• _Information supplied_
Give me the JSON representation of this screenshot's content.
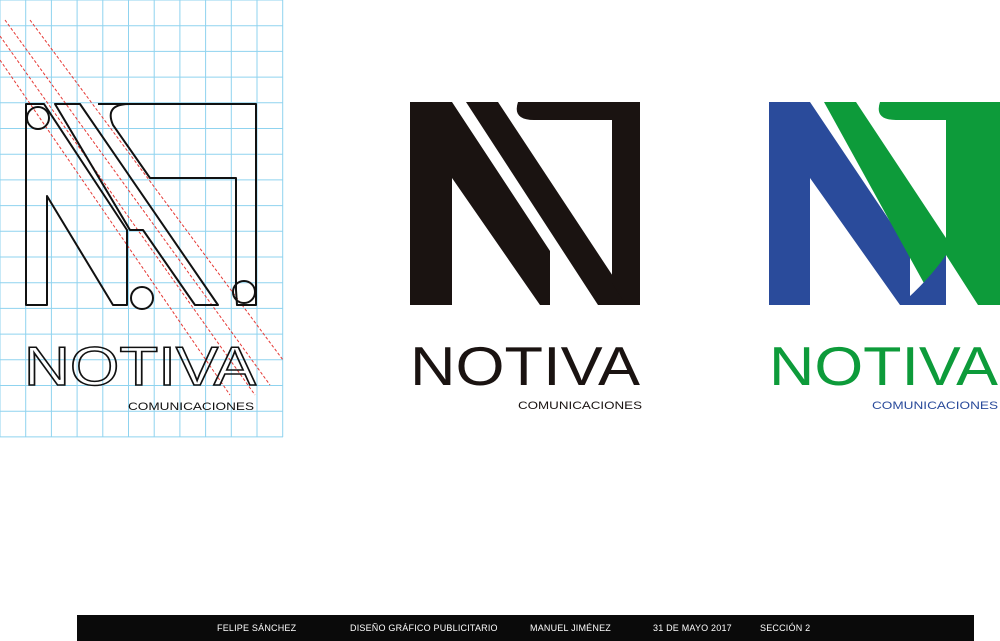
{
  "logo": {
    "name": "NOTIVA",
    "tagline": "COMUNICACIONES"
  },
  "colors": {
    "grid_line": "#8fd3ef",
    "guide_line": "#e53935",
    "black": "#1a1311",
    "blue": "#2a4b9b",
    "green": "#0d9b3a"
  },
  "footer": {
    "author": "FELIPE SÁNCHEZ",
    "course": "DISEÑO GRÁFICO PUBLICITARIO",
    "teacher": "MANUEL JIMÉNEZ",
    "date": "31 DE MAYO 2017",
    "section": "SECCIÓN 2"
  }
}
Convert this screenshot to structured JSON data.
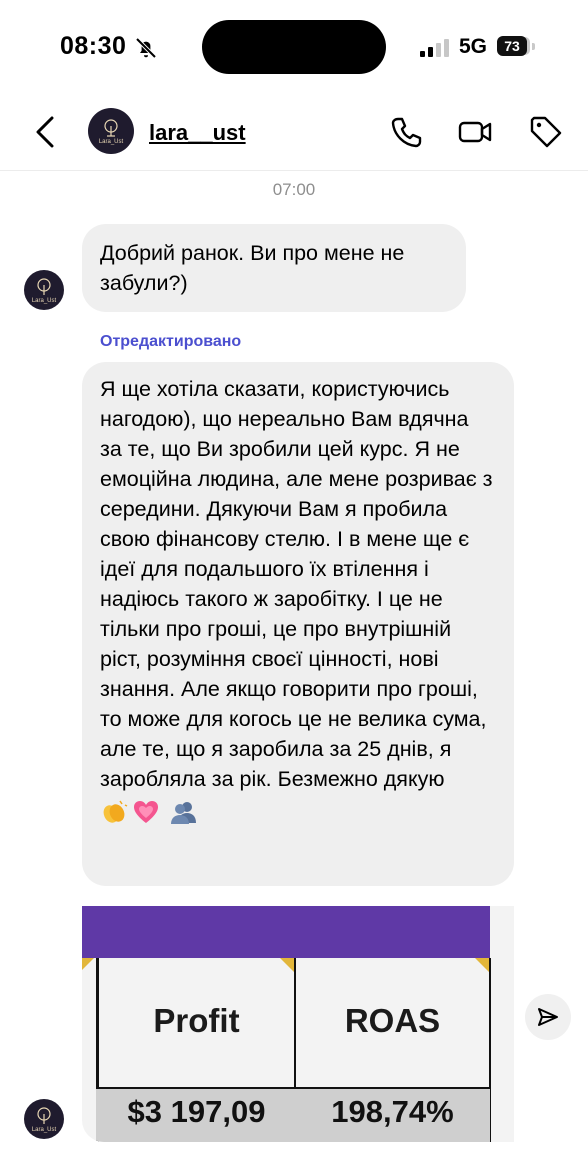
{
  "status_bar": {
    "time": "08:30",
    "network": "5G",
    "battery": "73"
  },
  "header": {
    "username": "lara__ust",
    "avatar_text": "Lara_Ust"
  },
  "chat": {
    "timestamp": "07:00",
    "messages": [
      {
        "text": "Добрий ранок. Ви про мене не забули?)"
      },
      {
        "edited_label": "Отредактировано",
        "text": "Я ще хотіла сказати, користуючись нагодою), що нереально Вам вдячна за те, що Ви зробили цей курс. Я не емоційна людина, але мене розриває з середини. Дякуючи Вам я пробила свою фінансову стелю. І в мене ще є ідеї для подальшого їх втілення і надіюсь такого ж заробітку. І це не тільки про гроші, це про внутрішній ріст, розуміння своєї цінності, нові знання. Але якщо говорити про гроші, то може для когось це не велика сума, але те, що я заробила за 25 днів, я заробляла за рік. Безмежно дякую",
        "emojis": [
          "clapping-hands",
          "growing-heart",
          "two-people-silhouette"
        ]
      }
    ],
    "image_table": {
      "headers": [
        "Profit",
        "ROAS"
      ],
      "values": [
        "$3 197,09",
        "198,74%"
      ]
    }
  },
  "colors": {
    "bubble": "#efefef",
    "edited": "#4b4fcf",
    "table_header_band": "#5f39a6"
  }
}
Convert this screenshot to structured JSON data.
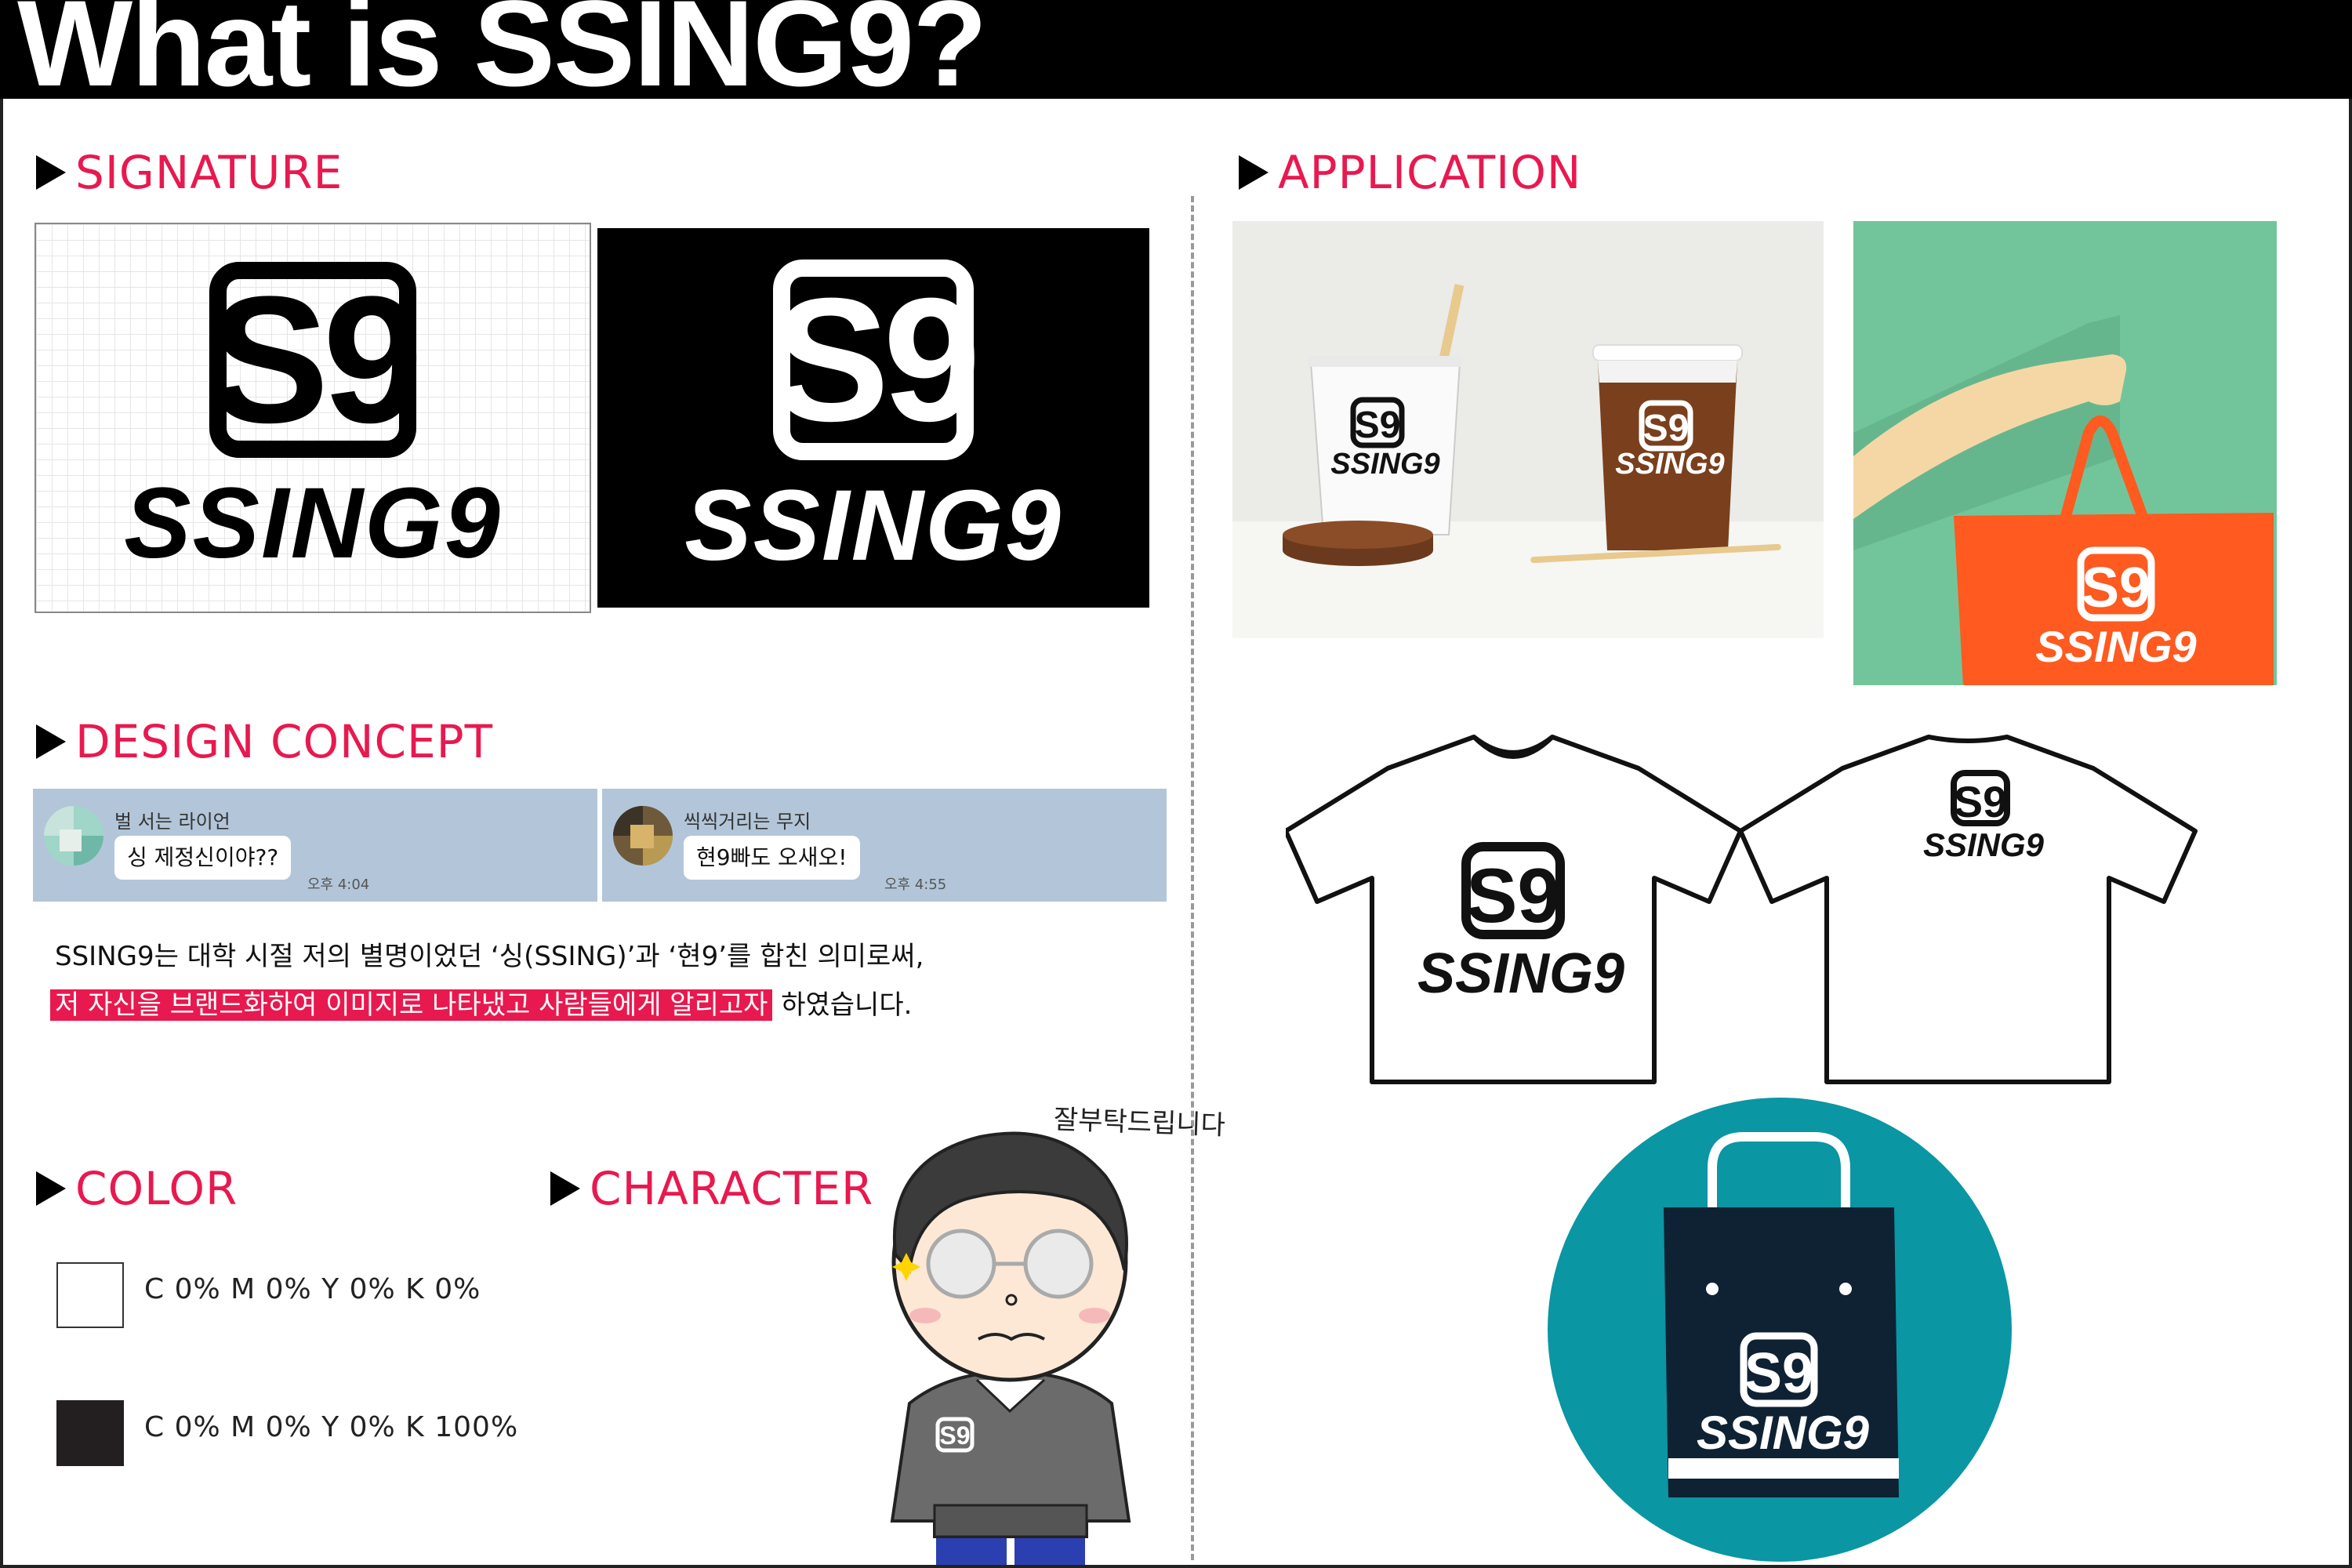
{
  "page": {
    "title": "What is SSING9?"
  },
  "sections": {
    "signature": "SIGNATURE",
    "application": "APPLICATION",
    "design_concept": "DESIGN CONCEPT",
    "color": "COLOR",
    "character": "CHARACTER"
  },
  "logo": {
    "mark": "S9",
    "wordmark": "SSING9"
  },
  "chats": [
    {
      "name": "벌 서는 라이언",
      "message": "싱 제정신이야??",
      "time": "오후 4:04"
    },
    {
      "name": "씩씩거리는 무지",
      "message": "현9빠도 오새오!",
      "time": "오후 4:55"
    }
  ],
  "description": {
    "line1": "SSING9는 대학 시절 저의 별명이었던 ‘싱(SSING)’과 ‘현9’를 합친 의미로써,",
    "highlight": "저 자신을 브랜드화하여 이미지로 나타냈고 사람들에게 알리고자",
    "line2_rest": " 하였습니다."
  },
  "colors": [
    {
      "label": "C 0% M 0% Y 0% K 0%",
      "hex": "#ffffff"
    },
    {
      "label": "C 0% M 0% Y 0% K 100%",
      "hex": "#231f20"
    }
  ],
  "character": {
    "caption": "잘부탁드립니다"
  },
  "theme": {
    "accent": "#e8194f",
    "chat_bg": "#b3c6d9",
    "shopping_bag": "#ff5a1f",
    "panel_green": "#72c59a",
    "circle_teal": "#0a96a3",
    "cup_brown": "#7a3f1c",
    "navy_bag": "#0e2233"
  },
  "icons": [
    "play-triangle-icon",
    "shopping-bag-icon",
    "coffee-cup-icon",
    "t-shirt-icon"
  ]
}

• _Description of the task_
In the entries above, identify every line with the string "мене".

• _Solution for this problem_
        "text": "Добрий ранок. Ви про мене не забули?)"
        "text": "Я ще хотіла сказати, користуючись нагодою), що нереально Вам вдячна за те, що Ви зробили цей курс. Я не емоційна людина, але мене розриває з середини. Дякуючи Вам я пробила свою фінансову стелю. І в мене ще є ідеї для подальшого їх втілення і надіюсь такого ж заробітку. І це не тільки про гроші, це про внутрішній ріст, розуміння своєї цінності, нові знання. Але якщо говорити про гроші, то може для когось це не велика сума, але те, що я заробила за 25 днів, я заробляла за рік. Безмежно дякую",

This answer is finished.